===== LISTED ENTRIES =====
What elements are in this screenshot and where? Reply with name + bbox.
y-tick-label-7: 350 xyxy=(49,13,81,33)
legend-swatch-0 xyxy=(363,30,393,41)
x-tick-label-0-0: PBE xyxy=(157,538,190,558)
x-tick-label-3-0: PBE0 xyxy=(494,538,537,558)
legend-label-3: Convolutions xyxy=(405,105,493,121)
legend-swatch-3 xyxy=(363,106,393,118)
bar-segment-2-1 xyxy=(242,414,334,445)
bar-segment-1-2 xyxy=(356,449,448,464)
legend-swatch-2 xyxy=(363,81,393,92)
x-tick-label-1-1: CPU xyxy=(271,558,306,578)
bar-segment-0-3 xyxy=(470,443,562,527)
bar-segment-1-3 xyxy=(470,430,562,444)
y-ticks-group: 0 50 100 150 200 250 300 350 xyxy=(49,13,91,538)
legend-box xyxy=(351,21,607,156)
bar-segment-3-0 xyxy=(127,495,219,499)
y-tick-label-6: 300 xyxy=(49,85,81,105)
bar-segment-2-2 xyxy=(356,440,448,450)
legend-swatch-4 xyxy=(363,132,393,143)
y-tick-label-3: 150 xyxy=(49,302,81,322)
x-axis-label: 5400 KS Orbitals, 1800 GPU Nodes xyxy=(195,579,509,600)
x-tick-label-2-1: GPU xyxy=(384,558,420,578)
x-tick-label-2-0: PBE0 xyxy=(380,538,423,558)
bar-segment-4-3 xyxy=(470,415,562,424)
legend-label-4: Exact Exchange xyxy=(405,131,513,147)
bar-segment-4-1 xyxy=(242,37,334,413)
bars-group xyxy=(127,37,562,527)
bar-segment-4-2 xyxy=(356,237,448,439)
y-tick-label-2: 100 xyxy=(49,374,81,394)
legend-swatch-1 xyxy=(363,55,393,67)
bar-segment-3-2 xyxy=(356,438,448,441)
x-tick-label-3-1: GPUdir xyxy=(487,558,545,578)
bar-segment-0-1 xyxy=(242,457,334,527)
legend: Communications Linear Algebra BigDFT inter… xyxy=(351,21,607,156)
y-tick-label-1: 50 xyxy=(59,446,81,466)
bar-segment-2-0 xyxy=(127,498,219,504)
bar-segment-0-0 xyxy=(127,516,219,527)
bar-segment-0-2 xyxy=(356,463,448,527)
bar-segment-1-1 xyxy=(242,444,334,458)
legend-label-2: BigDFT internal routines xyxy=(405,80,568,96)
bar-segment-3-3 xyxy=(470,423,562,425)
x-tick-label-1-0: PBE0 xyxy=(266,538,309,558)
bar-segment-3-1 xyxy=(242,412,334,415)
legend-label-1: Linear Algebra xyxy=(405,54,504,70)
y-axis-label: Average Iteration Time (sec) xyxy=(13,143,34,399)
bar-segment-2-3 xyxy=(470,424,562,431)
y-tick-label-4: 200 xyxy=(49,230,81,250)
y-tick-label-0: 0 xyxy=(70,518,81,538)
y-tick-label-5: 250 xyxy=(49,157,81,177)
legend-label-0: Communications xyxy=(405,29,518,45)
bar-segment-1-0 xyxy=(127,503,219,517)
=====
• **WHAT YOU HAVE TO DO**
Can you return every line of the records above, word for word and in the same order?

• **FINAL ANSWER**
What elements are in this screenshot and where? Reply with name + bbox.
y-tick-label-7: 350 xyxy=(49,13,81,33)
legend-swatch-0 xyxy=(363,30,393,41)
x-tick-label-0-0: PBE xyxy=(157,538,190,558)
x-tick-label-3-0: PBE0 xyxy=(494,538,537,558)
legend-label-3: Convolutions xyxy=(405,105,493,121)
legend-swatch-3 xyxy=(363,106,393,118)
bar-segment-2-1 xyxy=(242,414,334,445)
bar-segment-1-2 xyxy=(356,449,448,464)
legend-swatch-2 xyxy=(363,81,393,92)
x-tick-label-1-1: CPU xyxy=(271,558,306,578)
bar-segment-0-3 xyxy=(470,443,562,527)
bar-segment-1-3 xyxy=(470,430,562,444)
y-ticks-group: 0 50 100 150 200 250 300 350 xyxy=(49,13,91,538)
legend-box xyxy=(351,21,607,156)
bar-segment-3-0 xyxy=(127,495,219,499)
y-tick-label-6: 300 xyxy=(49,85,81,105)
bar-segment-2-2 xyxy=(356,440,448,450)
legend-swatch-4 xyxy=(363,132,393,143)
y-tick-label-3: 150 xyxy=(49,302,81,322)
x-axis-label: 5400 KS Orbitals, 1800 GPU Nodes xyxy=(195,579,509,600)
x-tick-label-2-1: GPU xyxy=(384,558,420,578)
x-tick-label-2-0: PBE0 xyxy=(380,538,423,558)
bar-segment-4-3 xyxy=(470,415,562,424)
legend-label-4: Exact Exchange xyxy=(405,131,513,147)
bar-segment-4-1 xyxy=(242,37,334,413)
bars-group xyxy=(127,37,562,527)
bar-segment-4-2 xyxy=(356,237,448,439)
y-tick-label-2: 100 xyxy=(49,374,81,394)
legend-swatch-1 xyxy=(363,55,393,67)
bar-segment-3-2 xyxy=(356,438,448,441)
x-tick-label-3-1: GPUdir xyxy=(487,558,545,578)
bar-segment-0-1 xyxy=(242,457,334,527)
legend: Communications Linear Algebra BigDFT inter… xyxy=(351,21,607,156)
y-tick-label-1: 50 xyxy=(59,446,81,466)
bar-segment-2-0 xyxy=(127,498,219,504)
bar-segment-0-0 xyxy=(127,516,219,527)
bar-segment-0-2 xyxy=(356,463,448,527)
bar-segment-1-1 xyxy=(242,444,334,458)
legend-label-2: BigDFT internal routines xyxy=(405,80,568,96)
bar-segment-3-3 xyxy=(470,423,562,425)
x-tick-label-1-0: PBE0 xyxy=(266,538,309,558)
bar-segment-3-1 xyxy=(242,412,334,415)
legend-label-1: Linear Algebra xyxy=(405,54,504,70)
y-axis-label: Average Iteration Time (sec) xyxy=(13,143,34,399)
bar-segment-2-3 xyxy=(470,424,562,431)
y-tick-label-4: 200 xyxy=(49,230,81,250)
y-tick-label-0: 0 xyxy=(70,518,81,538)
y-tick-label-5: 250 xyxy=(49,157,81,177)
legend-label-0: Communications xyxy=(405,29,518,45)
bar-segment-1-0 xyxy=(127,503,219,517)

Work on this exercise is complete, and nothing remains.